Recorded information>

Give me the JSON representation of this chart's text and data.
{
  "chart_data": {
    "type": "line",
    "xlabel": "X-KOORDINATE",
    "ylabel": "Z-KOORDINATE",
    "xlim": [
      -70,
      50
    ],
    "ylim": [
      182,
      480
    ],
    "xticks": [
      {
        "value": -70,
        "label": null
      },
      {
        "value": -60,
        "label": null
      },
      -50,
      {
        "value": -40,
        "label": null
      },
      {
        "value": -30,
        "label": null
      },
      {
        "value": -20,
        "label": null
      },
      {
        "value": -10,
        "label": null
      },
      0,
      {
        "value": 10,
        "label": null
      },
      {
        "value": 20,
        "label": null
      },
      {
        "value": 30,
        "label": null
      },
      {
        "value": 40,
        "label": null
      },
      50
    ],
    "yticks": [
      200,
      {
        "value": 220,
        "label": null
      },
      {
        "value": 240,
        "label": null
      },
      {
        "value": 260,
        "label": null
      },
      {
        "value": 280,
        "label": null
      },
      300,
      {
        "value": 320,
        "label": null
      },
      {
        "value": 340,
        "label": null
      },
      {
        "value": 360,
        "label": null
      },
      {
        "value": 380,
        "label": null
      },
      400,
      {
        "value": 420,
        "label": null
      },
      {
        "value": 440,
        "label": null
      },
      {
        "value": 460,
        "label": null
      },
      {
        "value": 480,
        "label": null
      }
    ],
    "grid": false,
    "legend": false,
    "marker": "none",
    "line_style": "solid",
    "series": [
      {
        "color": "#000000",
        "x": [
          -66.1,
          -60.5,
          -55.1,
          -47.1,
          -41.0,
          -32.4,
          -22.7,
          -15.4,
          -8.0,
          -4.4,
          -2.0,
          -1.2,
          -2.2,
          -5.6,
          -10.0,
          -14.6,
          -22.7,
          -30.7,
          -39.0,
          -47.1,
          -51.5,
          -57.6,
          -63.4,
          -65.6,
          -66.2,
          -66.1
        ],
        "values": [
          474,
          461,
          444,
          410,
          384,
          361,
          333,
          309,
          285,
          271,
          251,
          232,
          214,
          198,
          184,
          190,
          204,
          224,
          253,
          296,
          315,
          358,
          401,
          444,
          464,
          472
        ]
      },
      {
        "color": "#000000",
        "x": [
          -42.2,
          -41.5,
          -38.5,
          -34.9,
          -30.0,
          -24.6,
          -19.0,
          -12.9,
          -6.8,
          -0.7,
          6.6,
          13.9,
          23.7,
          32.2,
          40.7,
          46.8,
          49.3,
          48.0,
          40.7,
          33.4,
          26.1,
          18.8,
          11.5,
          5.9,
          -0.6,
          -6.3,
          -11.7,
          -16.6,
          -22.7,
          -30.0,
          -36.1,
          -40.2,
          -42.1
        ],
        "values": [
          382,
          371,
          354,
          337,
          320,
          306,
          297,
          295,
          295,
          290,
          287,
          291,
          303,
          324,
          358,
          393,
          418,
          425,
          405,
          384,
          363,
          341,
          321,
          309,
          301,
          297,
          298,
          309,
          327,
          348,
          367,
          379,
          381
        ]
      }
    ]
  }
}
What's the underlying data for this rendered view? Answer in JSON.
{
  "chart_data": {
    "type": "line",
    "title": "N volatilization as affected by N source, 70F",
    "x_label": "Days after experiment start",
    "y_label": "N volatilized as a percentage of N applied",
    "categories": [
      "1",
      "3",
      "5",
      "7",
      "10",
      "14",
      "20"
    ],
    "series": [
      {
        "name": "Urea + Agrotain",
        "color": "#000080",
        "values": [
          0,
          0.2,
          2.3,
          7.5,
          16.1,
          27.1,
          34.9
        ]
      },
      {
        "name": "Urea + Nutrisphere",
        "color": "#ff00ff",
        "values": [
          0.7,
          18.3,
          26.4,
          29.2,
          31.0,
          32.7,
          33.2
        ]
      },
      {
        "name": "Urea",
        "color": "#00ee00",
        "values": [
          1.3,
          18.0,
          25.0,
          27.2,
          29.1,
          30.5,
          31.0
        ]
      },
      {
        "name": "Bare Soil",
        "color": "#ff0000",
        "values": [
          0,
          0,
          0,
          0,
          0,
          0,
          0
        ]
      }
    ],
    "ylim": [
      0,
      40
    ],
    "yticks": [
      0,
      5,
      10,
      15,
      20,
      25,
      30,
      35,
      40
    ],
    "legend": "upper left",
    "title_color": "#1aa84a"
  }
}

What this task involves>
Above are some records. Count the lines among them with the word "name", and answer with the number only.

Finished answer>
4